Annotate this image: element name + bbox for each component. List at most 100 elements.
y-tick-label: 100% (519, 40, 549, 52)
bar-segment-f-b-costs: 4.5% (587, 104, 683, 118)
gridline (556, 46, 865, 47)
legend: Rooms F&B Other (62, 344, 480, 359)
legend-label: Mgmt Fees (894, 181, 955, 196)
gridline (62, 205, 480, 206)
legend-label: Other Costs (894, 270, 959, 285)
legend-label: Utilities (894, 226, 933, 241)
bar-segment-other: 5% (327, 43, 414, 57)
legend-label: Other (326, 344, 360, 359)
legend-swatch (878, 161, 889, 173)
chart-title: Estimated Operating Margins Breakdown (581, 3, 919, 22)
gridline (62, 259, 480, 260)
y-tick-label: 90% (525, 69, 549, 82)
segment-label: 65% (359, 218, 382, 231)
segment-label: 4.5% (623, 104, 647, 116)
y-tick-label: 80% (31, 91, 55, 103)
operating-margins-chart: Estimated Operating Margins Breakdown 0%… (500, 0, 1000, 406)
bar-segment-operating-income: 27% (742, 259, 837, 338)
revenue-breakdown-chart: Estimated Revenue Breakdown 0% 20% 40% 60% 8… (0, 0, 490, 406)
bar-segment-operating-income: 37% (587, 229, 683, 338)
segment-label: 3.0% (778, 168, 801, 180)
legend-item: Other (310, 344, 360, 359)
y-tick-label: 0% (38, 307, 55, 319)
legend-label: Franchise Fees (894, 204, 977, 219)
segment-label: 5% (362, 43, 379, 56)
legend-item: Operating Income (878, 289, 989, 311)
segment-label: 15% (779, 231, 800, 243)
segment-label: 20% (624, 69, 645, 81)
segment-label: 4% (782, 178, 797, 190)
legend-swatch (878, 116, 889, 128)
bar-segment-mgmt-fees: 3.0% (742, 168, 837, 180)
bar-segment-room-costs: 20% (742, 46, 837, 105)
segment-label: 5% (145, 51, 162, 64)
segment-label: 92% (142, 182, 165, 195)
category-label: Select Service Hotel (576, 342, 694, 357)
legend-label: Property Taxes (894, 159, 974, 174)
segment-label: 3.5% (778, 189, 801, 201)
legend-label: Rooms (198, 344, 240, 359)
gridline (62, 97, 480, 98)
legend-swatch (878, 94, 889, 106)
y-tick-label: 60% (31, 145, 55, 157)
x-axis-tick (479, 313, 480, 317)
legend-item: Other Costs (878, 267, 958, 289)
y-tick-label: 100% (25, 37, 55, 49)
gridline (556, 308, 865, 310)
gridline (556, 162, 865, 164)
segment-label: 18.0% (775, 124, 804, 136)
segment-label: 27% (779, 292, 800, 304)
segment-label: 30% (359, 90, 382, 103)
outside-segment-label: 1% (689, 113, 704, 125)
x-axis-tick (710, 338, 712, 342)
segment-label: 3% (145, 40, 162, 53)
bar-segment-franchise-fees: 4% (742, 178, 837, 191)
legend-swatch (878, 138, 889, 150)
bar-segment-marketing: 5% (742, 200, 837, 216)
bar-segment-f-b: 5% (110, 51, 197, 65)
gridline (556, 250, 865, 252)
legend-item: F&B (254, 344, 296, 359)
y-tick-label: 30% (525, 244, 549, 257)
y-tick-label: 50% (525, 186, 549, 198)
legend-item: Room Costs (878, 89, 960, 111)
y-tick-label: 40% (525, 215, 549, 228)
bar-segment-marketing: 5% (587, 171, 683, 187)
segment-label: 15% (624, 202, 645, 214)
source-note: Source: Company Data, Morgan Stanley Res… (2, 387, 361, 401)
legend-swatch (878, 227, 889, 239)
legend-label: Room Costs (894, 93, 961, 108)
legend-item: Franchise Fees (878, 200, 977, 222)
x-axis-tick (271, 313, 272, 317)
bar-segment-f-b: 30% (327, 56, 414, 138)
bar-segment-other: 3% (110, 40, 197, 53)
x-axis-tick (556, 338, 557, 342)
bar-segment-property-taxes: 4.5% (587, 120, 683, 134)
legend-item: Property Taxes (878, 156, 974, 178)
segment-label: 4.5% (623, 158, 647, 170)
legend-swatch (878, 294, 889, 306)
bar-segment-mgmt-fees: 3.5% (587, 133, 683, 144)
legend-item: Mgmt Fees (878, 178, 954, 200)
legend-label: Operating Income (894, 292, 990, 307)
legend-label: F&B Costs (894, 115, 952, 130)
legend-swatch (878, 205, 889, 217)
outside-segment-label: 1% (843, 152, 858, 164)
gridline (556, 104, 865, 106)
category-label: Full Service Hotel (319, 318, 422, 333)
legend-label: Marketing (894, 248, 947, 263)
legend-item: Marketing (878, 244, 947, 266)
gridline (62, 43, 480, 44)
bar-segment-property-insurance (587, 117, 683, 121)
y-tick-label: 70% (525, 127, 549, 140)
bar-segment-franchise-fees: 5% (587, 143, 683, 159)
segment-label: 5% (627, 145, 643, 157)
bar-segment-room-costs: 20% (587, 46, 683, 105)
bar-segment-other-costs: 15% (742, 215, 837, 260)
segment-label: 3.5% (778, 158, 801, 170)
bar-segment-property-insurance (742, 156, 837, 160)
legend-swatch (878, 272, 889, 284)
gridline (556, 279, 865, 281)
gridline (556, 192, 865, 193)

Exercise instructions:
Output every line of the data above word for word, with no changes.

Answer to this task:
Annotate this image: element name + bbox for each component. List at most 100 elements.
y-tick-label: 100% (519, 40, 549, 52)
bar-segment-f-b-costs: 4.5% (587, 104, 683, 118)
gridline (556, 46, 865, 47)
legend: Rooms F&B Other (62, 344, 480, 359)
legend-label: Mgmt Fees (894, 181, 955, 196)
gridline (62, 205, 480, 206)
legend-label: Other Costs (894, 270, 959, 285)
legend-label: Utilities (894, 226, 933, 241)
bar-segment-other: 5% (327, 43, 414, 57)
legend-label: Other (326, 344, 360, 359)
legend-swatch (878, 161, 889, 173)
chart-title: Estimated Operating Margins Breakdown (581, 3, 919, 22)
gridline (62, 259, 480, 260)
y-tick-label: 90% (525, 69, 549, 82)
segment-label: 65% (359, 218, 382, 231)
segment-label: 4.5% (623, 104, 647, 116)
y-tick-label: 80% (31, 91, 55, 103)
operating-margins-chart: Estimated Operating Margins Breakdown 0%… (500, 0, 1000, 406)
bar-segment-operating-income: 27% (742, 259, 837, 338)
revenue-breakdown-chart: Estimated Revenue Breakdown 0% 20% 40% 60% 8… (0, 0, 490, 406)
bar-segment-operating-income: 37% (587, 229, 683, 338)
segment-label: 3.0% (778, 168, 801, 180)
legend-item: Other (310, 344, 360, 359)
y-tick-label: 0% (38, 307, 55, 319)
legend-label: Franchise Fees (894, 204, 977, 219)
segment-label: 5% (362, 43, 379, 56)
legend-item: Operating Income (878, 289, 989, 311)
segment-label: 15% (779, 231, 800, 243)
segment-label: 20% (624, 69, 645, 81)
segment-label: 4% (782, 178, 797, 190)
legend-swatch (878, 116, 889, 128)
bar-segment-mgmt-fees: 3.0% (742, 168, 837, 180)
bar-segment-room-costs: 20% (742, 46, 837, 105)
segment-label: 5% (145, 51, 162, 64)
segment-label: 92% (142, 182, 165, 195)
category-label: Select Service Hotel (576, 342, 694, 357)
legend-label: Property Taxes (894, 159, 974, 174)
segment-label: 3.5% (778, 189, 801, 201)
legend-label: Rooms (198, 344, 240, 359)
gridline (62, 97, 480, 98)
legend-swatch (878, 94, 889, 106)
y-tick-label: 60% (31, 145, 55, 157)
x-axis-tick (479, 313, 480, 317)
legend-item: Other Costs (878, 267, 958, 289)
y-tick-label: 100% (25, 37, 55, 49)
gridline (556, 308, 865, 310)
gridline (556, 162, 865, 164)
segment-label: 18.0% (775, 124, 804, 136)
segment-label: 27% (779, 292, 800, 304)
segment-label: 30% (359, 90, 382, 103)
outside-segment-label: 1% (689, 113, 704, 125)
x-axis-tick (710, 338, 712, 342)
segment-label: 3% (145, 40, 162, 53)
bar-segment-franchise-fees: 4% (742, 178, 837, 191)
legend-swatch (878, 138, 889, 150)
bar-segment-marketing: 5% (742, 200, 837, 216)
bar-segment-f-b: 5% (110, 51, 197, 65)
gridline (556, 250, 865, 252)
legend-item: F&B (254, 344, 296, 359)
y-tick-label: 30% (525, 244, 549, 257)
y-tick-label: 50% (525, 186, 549, 198)
legend-item: Room Costs (878, 89, 960, 111)
y-tick-label: 40% (525, 215, 549, 228)
bar-segment-marketing: 5% (587, 171, 683, 187)
segment-label: 15% (624, 202, 645, 214)
source-note: Source: Company Data, Morgan Stanley Res… (2, 387, 361, 401)
legend-swatch (878, 227, 889, 239)
legend-label: Room Costs (894, 93, 961, 108)
legend-item: Franchise Fees (878, 200, 977, 222)
x-axis-tick (271, 313, 272, 317)
bar-segment-f-b: 30% (327, 56, 414, 138)
bar-segment-other: 3% (110, 40, 197, 53)
x-axis-tick (556, 338, 557, 342)
bar-segment-property-taxes: 4.5% (587, 120, 683, 134)
legend-item: Property Taxes (878, 156, 974, 178)
segment-label: 4.5% (623, 158, 647, 170)
legend-swatch (878, 294, 889, 306)
bar-segment-mgmt-fees: 3.5% (587, 133, 683, 144)
legend-item: Mgmt Fees (878, 178, 954, 200)
legend-label: Operating Income (894, 292, 990, 307)
legend-label: F&B Costs (894, 115, 952, 130)
legend-swatch (878, 205, 889, 217)
outside-segment-label: 1% (843, 152, 858, 164)
gridline (556, 104, 865, 106)
category-label: Full Service Hotel (319, 318, 422, 333)
legend-label: Marketing (894, 248, 947, 263)
legend-item: Marketing (878, 244, 947, 266)
gridline (62, 43, 480, 44)
bar-segment-property-insurance (587, 117, 683, 121)
y-tick-label: 70% (525, 127, 549, 140)
bar-segment-franchise-fees: 5% (587, 143, 683, 159)
segment-label: 5% (627, 145, 643, 157)
bar-segment-room-costs: 20% (587, 46, 683, 105)
bar-segment-other-costs: 15% (742, 215, 837, 260)
segment-label: 3.5% (778, 158, 801, 170)
bar-segment-property-insurance (742, 156, 837, 160)
legend-swatch (878, 272, 889, 284)
gridline (556, 279, 865, 281)
gridline (556, 192, 865, 193)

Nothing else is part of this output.